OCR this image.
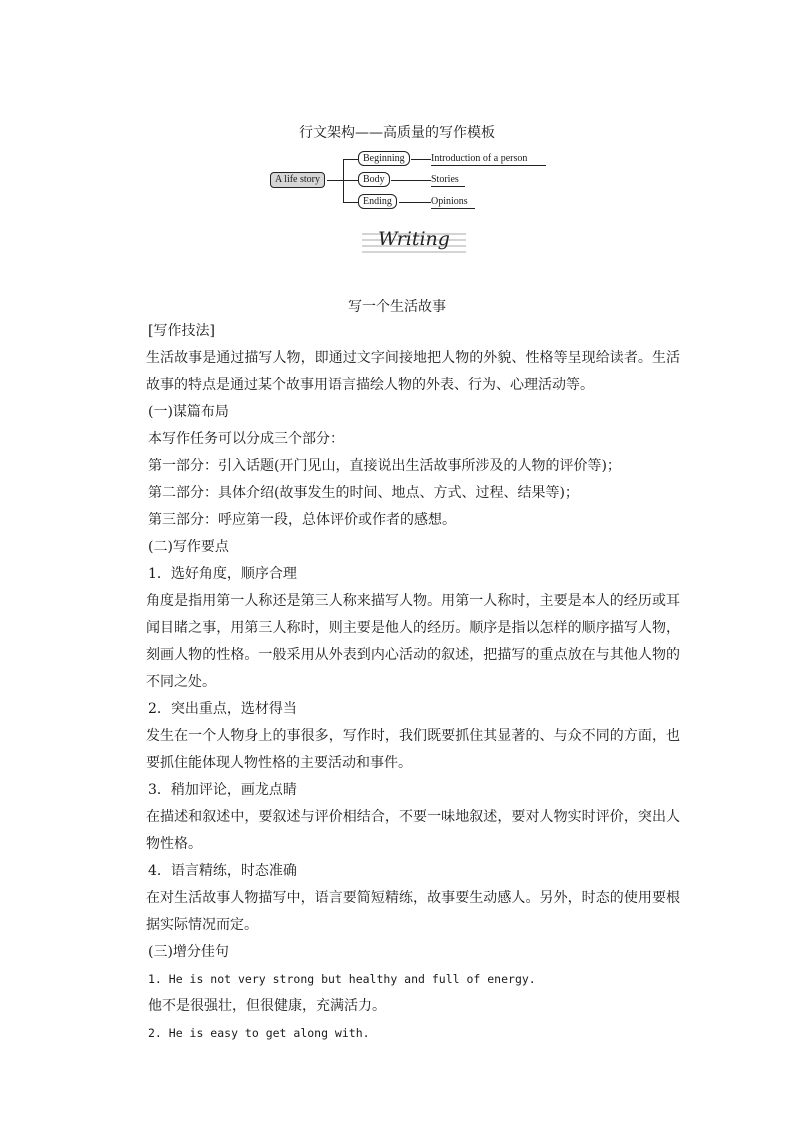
行文架构——高质量的写作模板
A life story
Beginning
Body
Ending
Introduction of a person
Stories
Opinions
Writing
写一个生活故事

[写作技法]

生活故事是通过描写人物，即通过文字间接地把人物的外貌、性格等呈现给读者。生活故事的特点是通过某个故事用语言描绘人物的外表、行为、心理活动等。

(一)谋篇布局

本写作任务可以分成三个部分：

第一部分：引入话题(开门见山，直接说出生活故事所涉及的人物的评价等)；

第二部分：具体介绍(故事发生的时间、地点、方式、过程、结果等)；

第三部分：呼应第一段，总体评价或作者的感想。

(二)写作要点

1．选好角度，顺序合理

角度是指用第一人称还是第三人称来描写人物。用第一人称时，主要是本人的经历或耳闻目睹之事，用第三人称时，则主要是他人的经历。顺序是指以怎样的顺序描写人物，刻画人物的性格。一般采用从外表到内心活动的叙述，把描写的重点放在与其他人物的不同之处。

2．突出重点，选材得当

发生在一个人物身上的事很多，写作时，我们既要抓住其显著的、与众不同的方面，也要抓住能体现人物性格的主要活动和事件。

3．稍加评论，画龙点睛

在描述和叙述中，要叙述与评价相结合，不要一味地叙述，要对人物实时评价，突出人物性格。

4．语言精练，时态准确

在对生活故事人物描写中，语言要简短精练，故事要生动感人。另外，时态的使用要根据实际情况而定。

(三)增分佳句

1. He is not very strong but healthy and full of energy.

他不是很强壮，但很健康，充满活力。

2. He is easy to get along with.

## STATED PROBLEM
Restate the listing above word for word, and skip the pictures.

## SOLUTION FOR THIS EXERCISE
OCR this image.
行文架构——高质量的写作模板
A life story
Beginning
Body
Ending
Introduction of a person
Stories
Opinions
Writing
写一个生活故事

[写作技法]

生活故事是通过描写人物，即通过文字间接地把人物的外貌、性格等呈现给读者。生活故事的特点是通过某个故事用语言描绘人物的外表、行为、心理活动等。

(一)谋篇布局

本写作任务可以分成三个部分：

第一部分：引入话题(开门见山，直接说出生活故事所涉及的人物的评价等)；

第二部分：具体介绍(故事发生的时间、地点、方式、过程、结果等)；

第三部分：呼应第一段，总体评价或作者的感想。

(二)写作要点

1．选好角度，顺序合理

角度是指用第一人称还是第三人称来描写人物。用第一人称时，主要是本人的经历或耳闻目睹之事，用第三人称时，则主要是他人的经历。顺序是指以怎样的顺序描写人物，刻画人物的性格。一般采用从外表到内心活动的叙述，把描写的重点放在与其他人物的不同之处。

2．突出重点，选材得当

发生在一个人物身上的事很多，写作时，我们既要抓住其显著的、与众不同的方面，也要抓住能体现人物性格的主要活动和事件。

3．稍加评论，画龙点睛

在描述和叙述中，要叙述与评价相结合，不要一味地叙述，要对人物实时评价，突出人物性格。

4．语言精练，时态准确

在对生活故事人物描写中，语言要简短精练，故事要生动感人。另外，时态的使用要根据实际情况而定。

(三)增分佳句

1. He is not very strong but healthy and full of energy.

他不是很强壮，但很健康，充满活力。

2. He is easy to get along with.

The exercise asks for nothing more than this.